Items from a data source
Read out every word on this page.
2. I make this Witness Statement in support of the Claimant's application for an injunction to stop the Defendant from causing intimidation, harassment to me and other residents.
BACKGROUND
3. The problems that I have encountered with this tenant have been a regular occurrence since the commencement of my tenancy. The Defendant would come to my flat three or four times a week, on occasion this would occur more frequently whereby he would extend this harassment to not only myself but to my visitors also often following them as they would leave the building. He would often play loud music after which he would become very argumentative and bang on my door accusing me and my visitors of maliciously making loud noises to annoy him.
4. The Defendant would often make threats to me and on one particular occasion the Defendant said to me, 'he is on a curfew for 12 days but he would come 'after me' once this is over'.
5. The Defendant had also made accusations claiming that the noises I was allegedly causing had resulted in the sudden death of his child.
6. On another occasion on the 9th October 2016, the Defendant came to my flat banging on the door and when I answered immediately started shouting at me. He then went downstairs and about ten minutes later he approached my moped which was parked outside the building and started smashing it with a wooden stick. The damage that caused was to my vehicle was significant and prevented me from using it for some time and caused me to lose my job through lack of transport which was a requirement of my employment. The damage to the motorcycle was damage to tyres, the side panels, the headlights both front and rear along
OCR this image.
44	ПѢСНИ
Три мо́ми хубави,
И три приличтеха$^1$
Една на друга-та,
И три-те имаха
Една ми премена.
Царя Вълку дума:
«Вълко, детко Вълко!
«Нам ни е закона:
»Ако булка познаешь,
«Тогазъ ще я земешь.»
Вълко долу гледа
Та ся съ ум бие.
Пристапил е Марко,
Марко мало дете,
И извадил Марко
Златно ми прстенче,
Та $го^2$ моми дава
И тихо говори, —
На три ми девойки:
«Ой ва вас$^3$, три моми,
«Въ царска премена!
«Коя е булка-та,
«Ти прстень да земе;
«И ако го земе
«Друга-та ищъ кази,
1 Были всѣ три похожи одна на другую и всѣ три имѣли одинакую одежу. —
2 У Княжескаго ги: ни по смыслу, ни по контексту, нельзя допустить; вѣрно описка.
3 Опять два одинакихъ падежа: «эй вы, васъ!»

§ Exercise details
Beginning at the line that holds "OCR this image.", reproduce each line of the records above down to and including the last one.

§ Solution
OCR this image.
44	ПѢСНИ
Три мо́ми хубави,
И три приличтеха$^1$
Една на друга-та,
И три-те имаха
Една ми премена.
Царя Вълку дума:
«Вълко, детко Вълко!
«Нам ни е закона:
»Ако булка познаешь,
«Тогазъ ще я земешь.»
Вълко долу гледа
Та ся съ ум бие.
Пристапил е Марко,
Марко мало дете,
И извадил Марко
Златно ми прстенче,
Та $го^2$ моми дава
И тихо говори, —
На три ми девойки:
«Ой ва вас$^3$, три моми,
«Въ царска премена!
«Коя е булка-та,
«Ти прстень да земе;
«И ако го земе
«Друга-та ищъ кази,
1 Были всѣ три похожи одна на другую и всѣ три имѣли одинакую одежу. —
2 У Княжескаго ги: ни по смыслу, ни по контексту, нельзя допустить; вѣрно описка.
3 Опять два одинакихъ падежа: «эй вы, васъ!»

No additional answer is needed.